---------- Material shown

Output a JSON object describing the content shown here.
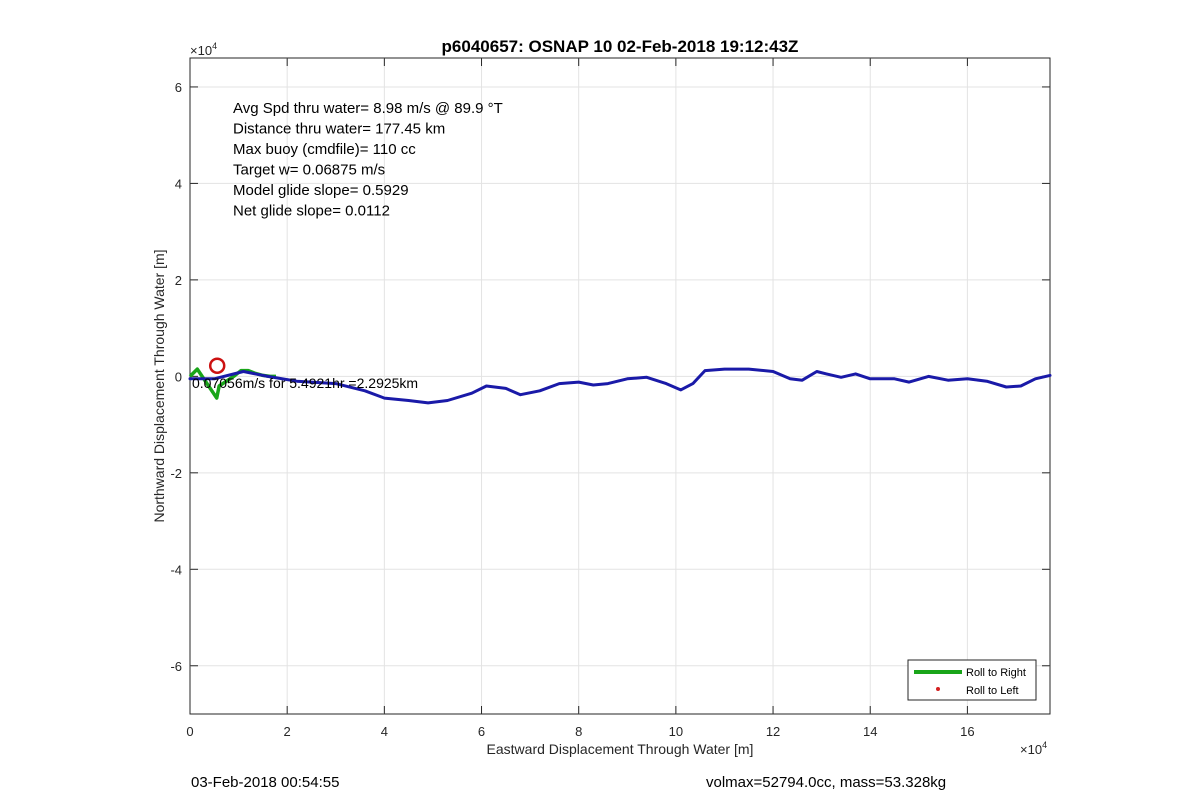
{
  "chart_data": {
    "type": "line",
    "title": "p6040657: OSNAP 10 02-Feb-2018 19:12:43Z",
    "xlabel": "Eastward Displacement Through Water [m]",
    "ylabel": "Northward Displacement Through Water [m]",
    "xlim": [
      0,
      177000
    ],
    "ylim": [
      -70000,
      66000
    ],
    "x_ticks": [
      0,
      2,
      4,
      6,
      8,
      10,
      12,
      14,
      16
    ],
    "y_ticks": [
      6,
      4,
      2,
      0,
      -2,
      -4,
      -6
    ],
    "x_exponent": "×10",
    "y_exponent": "×10",
    "exponent_power": "4",
    "grid": true,
    "legend_position": "bottom-right",
    "series": [
      {
        "name": "Roll to Right",
        "color": "#19a519",
        "x": [
          0,
          1500,
          5500,
          6000,
          9000,
          10500,
          12000,
          13500,
          15000,
          16500,
          17700
        ],
        "y": [
          0,
          1500,
          -4500,
          -2000,
          0,
          1200,
          1200,
          600,
          200,
          0,
          0
        ],
        "scale": 10000
      },
      {
        "name": "Roll to Left",
        "color": "#d42020",
        "x": [],
        "y": []
      }
    ],
    "track": {
      "color": "#1a1aa8",
      "x": [
        0,
        0.5,
        1.1,
        1.6,
        2.2,
        3.0,
        3.6,
        4.0,
        4.5,
        4.9,
        5.3,
        5.8,
        6.1,
        6.5,
        6.8,
        7.2,
        7.6,
        8.0,
        8.3,
        8.6,
        9.0,
        9.4,
        9.8,
        10.1,
        10.35,
        10.6,
        11.0,
        11.5,
        12.0,
        12.35,
        12.6,
        12.9,
        13.1,
        13.4,
        13.7,
        14.0,
        14.5,
        14.8,
        15.2,
        15.6,
        16.0,
        16.4,
        16.8,
        17.1,
        17.4,
        17.7
      ],
      "y": [
        -0.05,
        -0.05,
        0.1,
        0.0,
        -0.1,
        -0.15,
        -0.3,
        -0.45,
        -0.5,
        -0.55,
        -0.5,
        -0.35,
        -0.2,
        -0.25,
        -0.38,
        -0.3,
        -0.15,
        -0.12,
        -0.18,
        -0.15,
        -0.05,
        -0.02,
        -0.15,
        -0.28,
        -0.15,
        0.12,
        0.15,
        0.15,
        0.1,
        -0.05,
        -0.08,
        0.1,
        0.05,
        -0.02,
        0.05,
        -0.05,
        -0.05,
        -0.12,
        0.0,
        -0.08,
        -0.05,
        -0.1,
        -0.22,
        -0.2,
        -0.05,
        0.02
      ],
      "scale": 10000
    },
    "start_marker": {
      "x": 5600,
      "y": 2200,
      "color": "#cc1111"
    },
    "annotations": [
      "Avg Spd thru water=  8.98 m/s @  89.9 °T",
      "Distance thru water= 177.45 km",
      "Max buoy (cmdfile)= 110 cc",
      "Target w= 0.06875 m/s",
      "Model glide slope= 0.5929",
      "Net glide slope= 0.0112"
    ],
    "overlap_label": "0.07056m/s for 5.4921hr =2.2925km",
    "footer_left": "03-Feb-2018 00:54:55",
    "footer_right": "volmax=52794.0cc, mass=53.328kg"
  }
}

--------------------

- [The exercise]: Restate the data above exactly, stripping out each image.

- [Output for this task]:
Output a JSON object describing the content shown here.
{
  "chart_data": {
    "type": "line",
    "title": "p6040657: OSNAP 10 02-Feb-2018 19:12:43Z",
    "xlabel": "Eastward Displacement Through Water [m]",
    "ylabel": "Northward Displacement Through Water [m]",
    "xlim": [
      0,
      177000
    ],
    "ylim": [
      -70000,
      66000
    ],
    "x_ticks": [
      0,
      2,
      4,
      6,
      8,
      10,
      12,
      14,
      16
    ],
    "y_ticks": [
      6,
      4,
      2,
      0,
      -2,
      -4,
      -6
    ],
    "x_exponent": "×10",
    "y_exponent": "×10",
    "exponent_power": "4",
    "grid": true,
    "legend_position": "bottom-right",
    "series": [
      {
        "name": "Roll to Right",
        "color": "#19a519",
        "x": [
          0,
          1500,
          5500,
          6000,
          9000,
          10500,
          12000,
          13500,
          15000,
          16500,
          17700
        ],
        "y": [
          0,
          1500,
          -4500,
          -2000,
          0,
          1200,
          1200,
          600,
          200,
          0,
          0
        ],
        "scale": 10000
      },
      {
        "name": "Roll to Left",
        "color": "#d42020",
        "x": [],
        "y": []
      }
    ],
    "track": {
      "color": "#1a1aa8",
      "x": [
        0,
        0.5,
        1.1,
        1.6,
        2.2,
        3.0,
        3.6,
        4.0,
        4.5,
        4.9,
        5.3,
        5.8,
        6.1,
        6.5,
        6.8,
        7.2,
        7.6,
        8.0,
        8.3,
        8.6,
        9.0,
        9.4,
        9.8,
        10.1,
        10.35,
        10.6,
        11.0,
        11.5,
        12.0,
        12.35,
        12.6,
        12.9,
        13.1,
        13.4,
        13.7,
        14.0,
        14.5,
        14.8,
        15.2,
        15.6,
        16.0,
        16.4,
        16.8,
        17.1,
        17.4,
        17.7
      ],
      "y": [
        -0.05,
        -0.05,
        0.1,
        0.0,
        -0.1,
        -0.15,
        -0.3,
        -0.45,
        -0.5,
        -0.55,
        -0.5,
        -0.35,
        -0.2,
        -0.25,
        -0.38,
        -0.3,
        -0.15,
        -0.12,
        -0.18,
        -0.15,
        -0.05,
        -0.02,
        -0.15,
        -0.28,
        -0.15,
        0.12,
        0.15,
        0.15,
        0.1,
        -0.05,
        -0.08,
        0.1,
        0.05,
        -0.02,
        0.05,
        -0.05,
        -0.05,
        -0.12,
        0.0,
        -0.08,
        -0.05,
        -0.1,
        -0.22,
        -0.2,
        -0.05,
        0.02
      ],
      "scale": 10000
    },
    "start_marker": {
      "x": 5600,
      "y": 2200,
      "color": "#cc1111"
    },
    "annotations": [
      "Avg Spd thru water=  8.98 m/s @  89.9 °T",
      "Distance thru water= 177.45 km",
      "Max buoy (cmdfile)= 110 cc",
      "Target w= 0.06875 m/s",
      "Model glide slope= 0.5929",
      "Net glide slope= 0.0112"
    ],
    "overlap_label": "0.07056m/s for 5.4921hr =2.2925km",
    "footer_left": "03-Feb-2018 00:54:55",
    "footer_right": "volmax=52794.0cc, mass=53.328kg"
  }
}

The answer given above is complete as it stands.